=== Page extract ===
Lauren Patrus

"I thirst" - Good Friday Reflection on John 19:28

Lauren Patrus
"I thirst" - Good Friday Reflection on John 19:28

{A reflection on one of the seven final words of Jesus as part of an Ecumenical Good Friday service}

{John 19:28} 

I thirst, says our Lord.

I thirst. 

The Gospel writer tells us that these words are uttered so that the Scripture would be fulfilled.  

The Gospel writer chooses not to tell us which Scripture, if there is one particular one, but we are assured that the Scripture is fulfilled with this very human utterance of Jesus - 

Evidence of His certain, physical, human suffering on the cross,

with a tongue thick and swollen from the beatings

and the heat

and the crucifixion itself

and one wonders that else He felt.  

Was it only thirst? 

Or did Jesus choose only to name that need?

 

Perhaps the pains He experienced were too numerous to begin to name,

and perhaps,

perhaps He knew that uttering these words would be the final fulfillment,

that the time had truly, at long last come for

His suffering at our hands to end.  

 

I thirst and the Scripture is fulfilled

and some mysterious Holy need is satisfied

but is the thirst of our Lord satisfied?

 

Does the sour wine lifted up on hyssop branches,

this motion of one of the nearby soldiers

dipping the branch into the sour wine

that would have been the color of blood and lifting it up –

does this remind the Jewish crowd of another moment in their history?  

Would they have caught their breaths,

seeing an image of their Passover?  

 

Would they have seen the soldier lifting up the dripping hyssop and thought of Moses’ instructions from Exodus:

take a bunch of hyssop,

dip it into the blood in the basin,

the blood of the perfect, unblemished, sacrificial Lamb,

and lift it high up onto the doorframe...

when the Lord goes through the land to strike down the Egyptians,

the Lord will see the blood on the top and sides of your doorframe and will pass over your household.

=== Short exercise 1 ===
According to the Good Friday reflection, what color would the sour wine have been?
=== Short exercise 2 ===
Repeat the passage of the Good Friday reflection that opens with the words containing "but is the thirst" and closes with "in their history?".
The listing comes from a source separate from the Good Friday reflection.

Region annotation records:
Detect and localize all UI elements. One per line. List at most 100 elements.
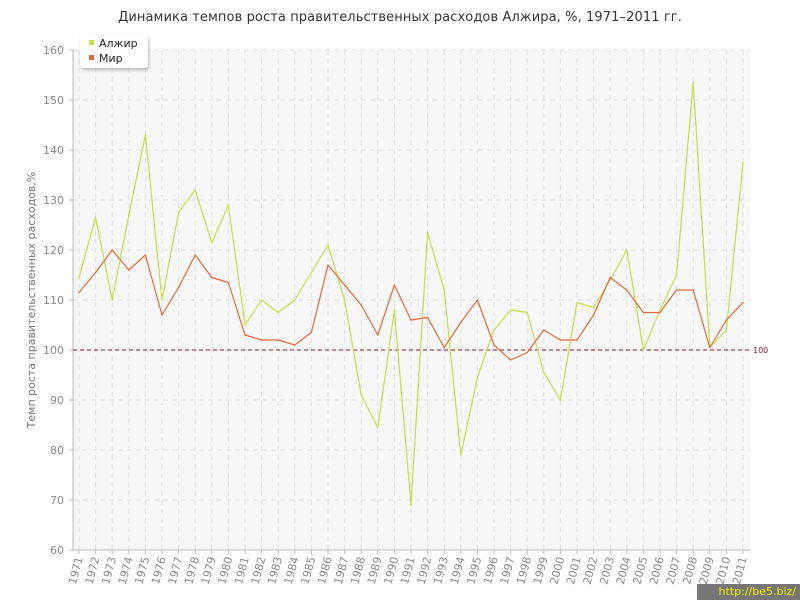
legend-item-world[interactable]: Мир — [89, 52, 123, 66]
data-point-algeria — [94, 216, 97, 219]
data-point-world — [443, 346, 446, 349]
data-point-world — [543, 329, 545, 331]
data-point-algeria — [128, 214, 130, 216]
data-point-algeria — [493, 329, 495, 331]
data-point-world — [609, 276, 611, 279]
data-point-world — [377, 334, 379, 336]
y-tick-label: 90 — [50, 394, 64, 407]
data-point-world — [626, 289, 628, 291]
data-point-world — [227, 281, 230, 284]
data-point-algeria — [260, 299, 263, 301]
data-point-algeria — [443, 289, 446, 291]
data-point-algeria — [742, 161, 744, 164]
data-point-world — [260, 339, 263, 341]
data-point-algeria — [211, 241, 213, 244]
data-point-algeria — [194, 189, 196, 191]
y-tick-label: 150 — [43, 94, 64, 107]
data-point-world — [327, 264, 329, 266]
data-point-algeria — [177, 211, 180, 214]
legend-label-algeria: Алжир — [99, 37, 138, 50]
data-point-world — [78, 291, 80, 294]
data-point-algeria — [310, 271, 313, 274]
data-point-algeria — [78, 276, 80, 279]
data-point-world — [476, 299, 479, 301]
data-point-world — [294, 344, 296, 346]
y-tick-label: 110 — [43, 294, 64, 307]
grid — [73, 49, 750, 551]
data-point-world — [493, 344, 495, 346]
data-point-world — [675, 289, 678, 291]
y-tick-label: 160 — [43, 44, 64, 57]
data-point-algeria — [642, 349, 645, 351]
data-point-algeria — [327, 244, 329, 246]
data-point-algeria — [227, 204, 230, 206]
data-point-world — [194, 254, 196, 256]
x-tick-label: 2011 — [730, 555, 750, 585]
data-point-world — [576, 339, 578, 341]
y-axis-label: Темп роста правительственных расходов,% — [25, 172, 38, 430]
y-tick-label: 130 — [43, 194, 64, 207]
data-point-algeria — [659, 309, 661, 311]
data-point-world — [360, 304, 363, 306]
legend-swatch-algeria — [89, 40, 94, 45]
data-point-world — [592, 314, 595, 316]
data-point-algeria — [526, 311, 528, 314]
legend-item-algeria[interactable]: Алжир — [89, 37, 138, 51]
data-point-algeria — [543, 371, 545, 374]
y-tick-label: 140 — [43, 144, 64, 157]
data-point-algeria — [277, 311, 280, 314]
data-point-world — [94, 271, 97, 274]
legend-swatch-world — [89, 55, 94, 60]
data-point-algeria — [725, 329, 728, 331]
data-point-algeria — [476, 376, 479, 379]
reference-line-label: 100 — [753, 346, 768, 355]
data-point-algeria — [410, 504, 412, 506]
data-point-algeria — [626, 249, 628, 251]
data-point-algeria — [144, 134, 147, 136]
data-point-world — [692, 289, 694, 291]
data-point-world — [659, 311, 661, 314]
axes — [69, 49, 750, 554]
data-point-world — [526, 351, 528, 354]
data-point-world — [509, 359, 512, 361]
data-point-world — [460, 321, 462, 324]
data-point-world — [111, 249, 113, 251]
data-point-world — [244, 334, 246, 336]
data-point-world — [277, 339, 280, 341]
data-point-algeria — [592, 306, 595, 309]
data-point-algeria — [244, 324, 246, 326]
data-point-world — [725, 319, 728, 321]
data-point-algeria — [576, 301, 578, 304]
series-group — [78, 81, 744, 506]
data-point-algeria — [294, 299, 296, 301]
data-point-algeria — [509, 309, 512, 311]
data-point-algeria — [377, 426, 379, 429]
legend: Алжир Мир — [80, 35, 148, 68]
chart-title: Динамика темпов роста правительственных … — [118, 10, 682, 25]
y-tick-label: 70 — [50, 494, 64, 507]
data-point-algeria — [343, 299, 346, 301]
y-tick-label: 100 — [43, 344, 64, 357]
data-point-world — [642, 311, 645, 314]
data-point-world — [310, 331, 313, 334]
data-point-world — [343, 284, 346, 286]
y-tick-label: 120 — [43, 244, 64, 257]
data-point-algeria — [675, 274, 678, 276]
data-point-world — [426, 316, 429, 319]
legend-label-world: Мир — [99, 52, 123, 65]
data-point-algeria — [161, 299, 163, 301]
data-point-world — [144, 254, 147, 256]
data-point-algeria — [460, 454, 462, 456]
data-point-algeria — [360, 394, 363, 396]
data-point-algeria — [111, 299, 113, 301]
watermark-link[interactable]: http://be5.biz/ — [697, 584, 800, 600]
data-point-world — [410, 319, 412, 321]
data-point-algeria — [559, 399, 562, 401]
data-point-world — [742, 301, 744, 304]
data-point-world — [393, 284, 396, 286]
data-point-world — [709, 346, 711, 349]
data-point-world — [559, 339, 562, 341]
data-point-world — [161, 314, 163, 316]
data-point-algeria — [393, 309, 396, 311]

* * *

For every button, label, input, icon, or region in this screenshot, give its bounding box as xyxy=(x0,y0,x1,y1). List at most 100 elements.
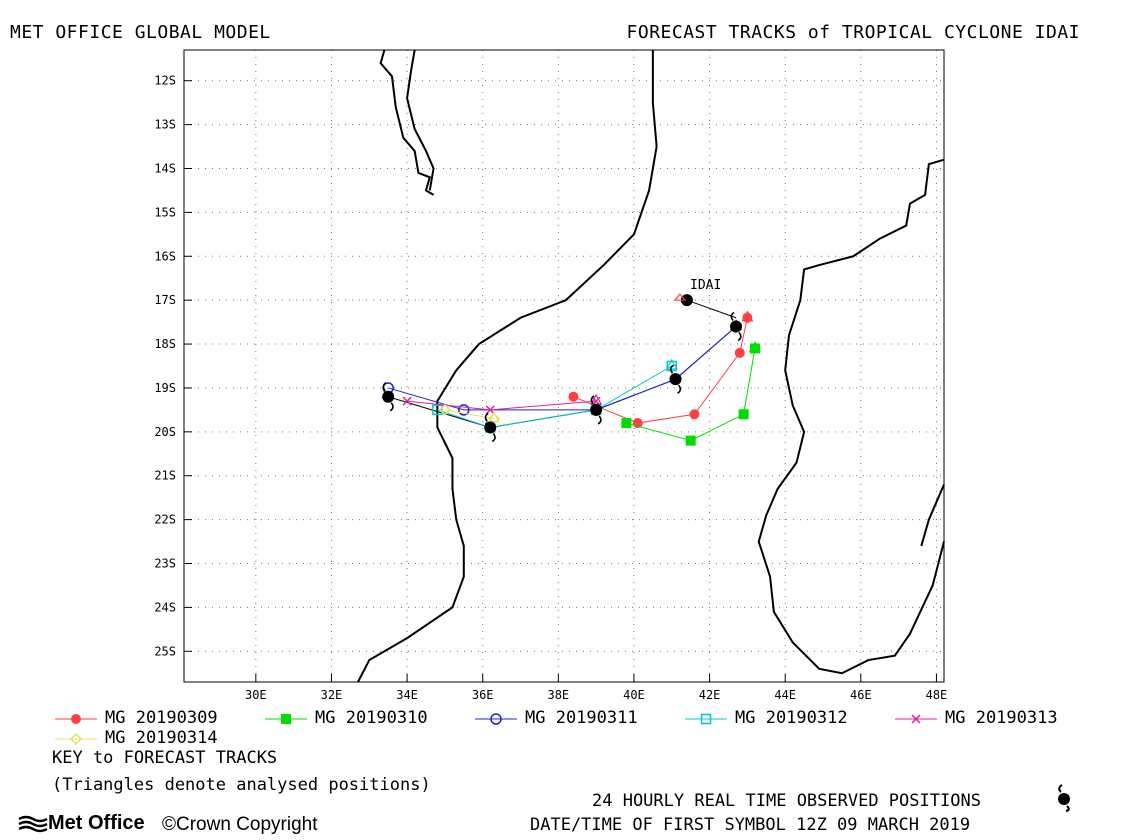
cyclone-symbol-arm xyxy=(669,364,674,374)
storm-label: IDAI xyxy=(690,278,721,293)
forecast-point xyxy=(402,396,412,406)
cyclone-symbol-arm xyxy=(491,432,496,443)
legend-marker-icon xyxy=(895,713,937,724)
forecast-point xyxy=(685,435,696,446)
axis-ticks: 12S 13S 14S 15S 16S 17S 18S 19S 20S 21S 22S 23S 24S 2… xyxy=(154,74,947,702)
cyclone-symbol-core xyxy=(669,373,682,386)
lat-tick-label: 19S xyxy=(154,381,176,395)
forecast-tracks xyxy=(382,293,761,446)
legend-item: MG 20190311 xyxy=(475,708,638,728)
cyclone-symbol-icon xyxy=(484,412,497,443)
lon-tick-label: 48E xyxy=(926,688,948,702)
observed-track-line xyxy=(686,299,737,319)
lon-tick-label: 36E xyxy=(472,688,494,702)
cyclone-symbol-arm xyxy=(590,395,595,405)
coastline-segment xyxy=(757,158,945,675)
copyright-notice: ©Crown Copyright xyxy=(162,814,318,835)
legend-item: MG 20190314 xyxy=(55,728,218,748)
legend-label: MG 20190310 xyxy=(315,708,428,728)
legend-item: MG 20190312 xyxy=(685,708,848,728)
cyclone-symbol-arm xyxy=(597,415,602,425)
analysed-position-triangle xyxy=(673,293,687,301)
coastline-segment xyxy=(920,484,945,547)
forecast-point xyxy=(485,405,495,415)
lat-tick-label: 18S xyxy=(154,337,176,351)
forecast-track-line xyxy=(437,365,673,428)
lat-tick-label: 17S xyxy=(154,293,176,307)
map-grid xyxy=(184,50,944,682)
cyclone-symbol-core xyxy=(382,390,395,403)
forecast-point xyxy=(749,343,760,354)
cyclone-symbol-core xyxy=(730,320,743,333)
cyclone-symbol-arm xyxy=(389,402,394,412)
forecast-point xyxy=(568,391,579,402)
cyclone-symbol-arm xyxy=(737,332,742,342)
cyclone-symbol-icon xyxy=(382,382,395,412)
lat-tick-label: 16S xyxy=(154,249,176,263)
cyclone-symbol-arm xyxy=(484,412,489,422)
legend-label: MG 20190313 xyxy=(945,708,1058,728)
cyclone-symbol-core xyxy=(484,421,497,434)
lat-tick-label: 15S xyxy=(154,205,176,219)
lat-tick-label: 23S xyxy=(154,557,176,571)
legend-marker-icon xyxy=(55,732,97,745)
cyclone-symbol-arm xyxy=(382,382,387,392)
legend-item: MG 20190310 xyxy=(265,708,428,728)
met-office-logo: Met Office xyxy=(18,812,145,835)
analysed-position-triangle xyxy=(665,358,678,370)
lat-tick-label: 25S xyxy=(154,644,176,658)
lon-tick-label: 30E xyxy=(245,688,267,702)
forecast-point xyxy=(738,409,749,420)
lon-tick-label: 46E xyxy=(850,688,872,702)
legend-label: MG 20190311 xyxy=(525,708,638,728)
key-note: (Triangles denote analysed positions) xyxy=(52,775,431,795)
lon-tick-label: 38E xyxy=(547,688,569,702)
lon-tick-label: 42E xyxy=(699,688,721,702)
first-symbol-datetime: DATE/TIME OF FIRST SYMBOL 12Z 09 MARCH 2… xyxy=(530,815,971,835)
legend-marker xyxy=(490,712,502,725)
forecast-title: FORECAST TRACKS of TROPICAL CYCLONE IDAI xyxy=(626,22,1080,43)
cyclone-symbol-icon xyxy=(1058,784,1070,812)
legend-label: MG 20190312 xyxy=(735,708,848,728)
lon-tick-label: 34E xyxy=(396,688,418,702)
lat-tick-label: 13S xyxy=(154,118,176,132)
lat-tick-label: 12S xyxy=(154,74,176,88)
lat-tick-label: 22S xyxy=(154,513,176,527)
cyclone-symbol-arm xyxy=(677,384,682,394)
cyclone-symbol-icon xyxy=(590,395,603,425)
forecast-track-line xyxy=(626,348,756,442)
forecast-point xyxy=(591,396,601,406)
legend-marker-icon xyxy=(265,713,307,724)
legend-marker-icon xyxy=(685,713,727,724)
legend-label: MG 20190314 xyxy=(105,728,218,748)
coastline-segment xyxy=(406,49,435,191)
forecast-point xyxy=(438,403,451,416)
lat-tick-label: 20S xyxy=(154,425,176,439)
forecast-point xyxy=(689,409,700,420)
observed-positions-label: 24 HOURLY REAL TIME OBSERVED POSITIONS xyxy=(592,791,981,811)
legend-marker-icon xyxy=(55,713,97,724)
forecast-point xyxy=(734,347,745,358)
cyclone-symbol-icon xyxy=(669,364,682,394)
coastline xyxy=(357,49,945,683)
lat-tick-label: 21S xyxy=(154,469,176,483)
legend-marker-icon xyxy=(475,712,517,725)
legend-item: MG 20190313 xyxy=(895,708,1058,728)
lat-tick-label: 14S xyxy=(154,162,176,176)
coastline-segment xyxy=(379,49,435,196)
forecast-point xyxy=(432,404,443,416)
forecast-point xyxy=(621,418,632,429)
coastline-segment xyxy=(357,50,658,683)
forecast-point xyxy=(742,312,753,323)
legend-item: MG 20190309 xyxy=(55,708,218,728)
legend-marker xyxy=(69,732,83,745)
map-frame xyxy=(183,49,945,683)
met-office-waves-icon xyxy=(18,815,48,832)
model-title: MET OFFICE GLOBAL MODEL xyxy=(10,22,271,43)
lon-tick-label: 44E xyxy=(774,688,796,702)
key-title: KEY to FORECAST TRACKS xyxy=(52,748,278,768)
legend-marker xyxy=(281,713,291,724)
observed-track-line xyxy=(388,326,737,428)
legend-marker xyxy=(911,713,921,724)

=== Problem solution 1 ===
The color of blood.

=== Problem solution 2 ===
but is the thirst of our Lord satisfied?

 

Does the sour wine lifted up on hyssop branches,

this motion of one of the nearby soldiers

dipping the branch into the sour wine

that would have been the color of blood and lifting it up –

does this remind the Jewish crowd of another moment in their history?